On Jun 21, 2023, at 11:00, Tim Wicinski <[email protected]> wrote:
> This starts a Working Group Last Call for
> draft-ietf-dnsop-caching-resolution-failures
>
> Current versions of the draft is available here:
> https://datatracker.ietf.org/doc/draft-ietf-dnsop-caching-resolution-failures/
>
> The Current Intended Status of this document is: Proposed Standard/Standards
> Track
>
> Please review the draft and offer relevant comments.
> If this does not seem appropriate please speak out.
> If someone feels the document is *not* ready for publication, please speak
> out with your reasons.
>
> This starts a two week Working Group Last Call process, and ends on: 5 July
> 2023
I have read -04. i like it. I think it's useful and sensible and it should be
published. Whether this particular rev is ready for publication I would say
depends on whether the authors disagree with all the pedantic nonsense that
follows. They should feel free not to agree.
There are some nits that the authors might want to address or prepare to be
outraged at the suggestion of.
The last paragraph in section 1.3 defines terms that are not used in this
document except in that paragraph, I think? Perhaps they are vestigial.
In section 2.1 the phrase "Authoritative servers, and more specifically
secondary servers, return server failure responses when they don't have any
valid date for a zone." I don't think secondary servers are special from the
perspective of a client sending a query; such clients cannot usually
distinguish between primary and secondary servers and there are a wealth of
well-used authoritative servers deployed that don't use zone transfers anyway.
I suggest removing the qualifying "and more specifically secondary servers".
In section 2.1 the phrase "server failure responses" is used in place of
SERVFAIL. In section 2.2 return codes are referred to as RCODEs and REFUSED is
used in place of "refused return codes" or something. I don't think it matters
too much which is used, but it seems like the document should be consistent. I
like the all-caps representations, personally, but if you go with that there's
an argument that they should be defined, e.g. by means of a reference to
whatever the latest dns-terminology draft is in section 1.3.

Short task A >>
Answer these questions about the email:
(i) On what date does the Working Group Last Call end?
(ii) Which revision of the draft did the writer of the reply read?
(iii) Which qualifying phrase does the writer suggest removing from section 2.1?

Exercise materials >>

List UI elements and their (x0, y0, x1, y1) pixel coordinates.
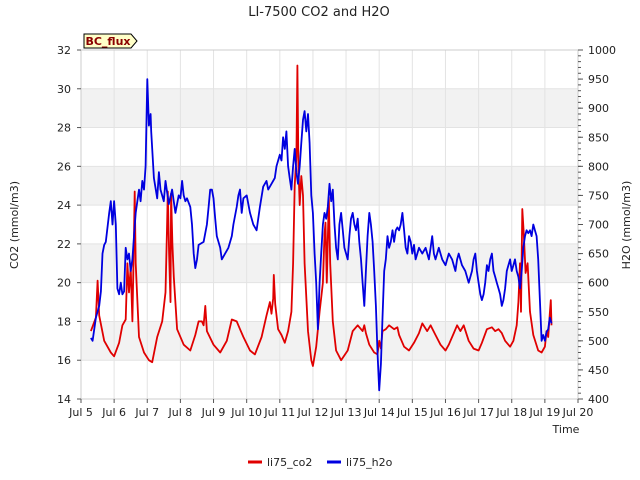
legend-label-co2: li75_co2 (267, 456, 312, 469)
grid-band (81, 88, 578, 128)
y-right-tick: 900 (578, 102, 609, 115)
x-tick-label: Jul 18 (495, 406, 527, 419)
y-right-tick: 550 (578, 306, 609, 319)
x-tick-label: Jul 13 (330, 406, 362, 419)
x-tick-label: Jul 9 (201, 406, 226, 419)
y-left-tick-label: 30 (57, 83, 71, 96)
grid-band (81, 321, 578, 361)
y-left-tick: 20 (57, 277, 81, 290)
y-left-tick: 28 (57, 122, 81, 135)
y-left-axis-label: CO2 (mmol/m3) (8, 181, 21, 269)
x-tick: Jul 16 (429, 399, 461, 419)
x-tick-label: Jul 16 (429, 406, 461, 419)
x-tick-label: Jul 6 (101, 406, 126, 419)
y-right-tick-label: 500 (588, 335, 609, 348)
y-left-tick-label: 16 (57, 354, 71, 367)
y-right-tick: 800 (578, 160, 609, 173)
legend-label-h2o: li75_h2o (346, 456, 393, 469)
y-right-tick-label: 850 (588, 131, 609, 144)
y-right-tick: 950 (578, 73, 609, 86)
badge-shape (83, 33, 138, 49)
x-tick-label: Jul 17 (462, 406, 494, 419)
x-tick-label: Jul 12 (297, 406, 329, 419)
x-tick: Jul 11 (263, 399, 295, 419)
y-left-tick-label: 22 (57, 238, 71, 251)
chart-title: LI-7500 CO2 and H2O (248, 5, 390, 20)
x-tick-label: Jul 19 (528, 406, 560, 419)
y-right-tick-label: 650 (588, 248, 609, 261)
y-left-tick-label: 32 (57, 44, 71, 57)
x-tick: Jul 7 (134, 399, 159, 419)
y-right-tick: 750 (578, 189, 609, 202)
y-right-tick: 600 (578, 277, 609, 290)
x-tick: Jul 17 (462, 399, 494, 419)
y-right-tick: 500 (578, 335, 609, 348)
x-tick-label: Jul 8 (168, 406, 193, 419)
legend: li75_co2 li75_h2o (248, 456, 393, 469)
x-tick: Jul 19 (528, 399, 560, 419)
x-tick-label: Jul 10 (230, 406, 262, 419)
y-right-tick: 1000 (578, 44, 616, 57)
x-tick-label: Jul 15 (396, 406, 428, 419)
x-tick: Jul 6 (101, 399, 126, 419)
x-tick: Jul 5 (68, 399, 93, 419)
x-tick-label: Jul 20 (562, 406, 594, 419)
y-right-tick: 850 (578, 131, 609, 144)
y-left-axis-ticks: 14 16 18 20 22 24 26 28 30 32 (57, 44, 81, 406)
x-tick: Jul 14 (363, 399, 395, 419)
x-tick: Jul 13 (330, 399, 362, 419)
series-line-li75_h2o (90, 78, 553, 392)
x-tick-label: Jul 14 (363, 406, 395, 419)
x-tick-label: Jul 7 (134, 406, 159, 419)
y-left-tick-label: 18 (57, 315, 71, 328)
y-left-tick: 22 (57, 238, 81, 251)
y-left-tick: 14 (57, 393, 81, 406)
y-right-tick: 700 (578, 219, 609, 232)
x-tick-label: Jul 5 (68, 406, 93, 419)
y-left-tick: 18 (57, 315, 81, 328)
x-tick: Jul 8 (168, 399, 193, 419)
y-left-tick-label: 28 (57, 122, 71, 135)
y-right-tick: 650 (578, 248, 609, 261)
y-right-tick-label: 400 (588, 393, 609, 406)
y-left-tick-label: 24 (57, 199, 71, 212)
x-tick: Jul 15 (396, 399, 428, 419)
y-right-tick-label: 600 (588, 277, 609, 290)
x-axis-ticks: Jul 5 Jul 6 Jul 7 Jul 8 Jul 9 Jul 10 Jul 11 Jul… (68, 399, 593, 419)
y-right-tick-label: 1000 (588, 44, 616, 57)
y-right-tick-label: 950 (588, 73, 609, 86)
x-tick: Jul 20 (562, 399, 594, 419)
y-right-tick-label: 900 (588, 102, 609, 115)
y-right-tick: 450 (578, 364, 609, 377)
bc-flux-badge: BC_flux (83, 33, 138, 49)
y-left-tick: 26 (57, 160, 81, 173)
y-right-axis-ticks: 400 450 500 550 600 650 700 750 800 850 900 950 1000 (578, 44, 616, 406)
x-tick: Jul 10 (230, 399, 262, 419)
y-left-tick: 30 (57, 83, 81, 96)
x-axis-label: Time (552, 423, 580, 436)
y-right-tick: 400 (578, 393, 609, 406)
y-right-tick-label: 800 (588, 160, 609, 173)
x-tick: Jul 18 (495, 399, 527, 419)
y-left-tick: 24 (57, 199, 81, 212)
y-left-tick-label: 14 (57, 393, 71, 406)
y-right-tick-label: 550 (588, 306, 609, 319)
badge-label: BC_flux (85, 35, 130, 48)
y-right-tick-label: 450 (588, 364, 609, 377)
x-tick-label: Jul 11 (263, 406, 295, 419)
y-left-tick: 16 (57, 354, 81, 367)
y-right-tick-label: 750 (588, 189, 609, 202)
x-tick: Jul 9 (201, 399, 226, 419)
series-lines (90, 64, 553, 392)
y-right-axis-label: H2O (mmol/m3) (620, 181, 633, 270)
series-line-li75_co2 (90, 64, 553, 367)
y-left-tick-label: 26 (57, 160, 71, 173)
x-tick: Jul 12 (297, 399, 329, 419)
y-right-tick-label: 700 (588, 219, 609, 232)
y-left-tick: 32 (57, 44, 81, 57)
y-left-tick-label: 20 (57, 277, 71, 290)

Short task B >> Please print the records from the line with "legend-label-co2: li75_co2 (267, 456, 312, 469)" up to and including the line with "x-tick: Jul 16 (429, 399, 461, 419)", reproducing each line without any change.

Output A >>
(i) 5 July 2023
(ii) -04
(iii) "and more specifically secondary servers"

Output B >>
legend-label-co2: li75_co2 (267, 456, 312, 469)
grid-band (81, 88, 578, 128)
y-right-tick: 900 (578, 102, 609, 115)
x-tick-label: Jul 18 (495, 406, 527, 419)
y-right-tick: 550 (578, 306, 609, 319)
x-tick-label: Jul 13 (330, 406, 362, 419)
x-tick-label: Jul 9 (201, 406, 226, 419)
y-left-tick-label: 30 (57, 83, 71, 96)
grid-band (81, 321, 578, 361)
y-left-tick: 20 (57, 277, 81, 290)
y-left-tick: 28 (57, 122, 81, 135)
y-left-axis-label: CO2 (mmol/m3) (8, 181, 21, 269)
x-tick: Jul 16 (429, 399, 461, 419)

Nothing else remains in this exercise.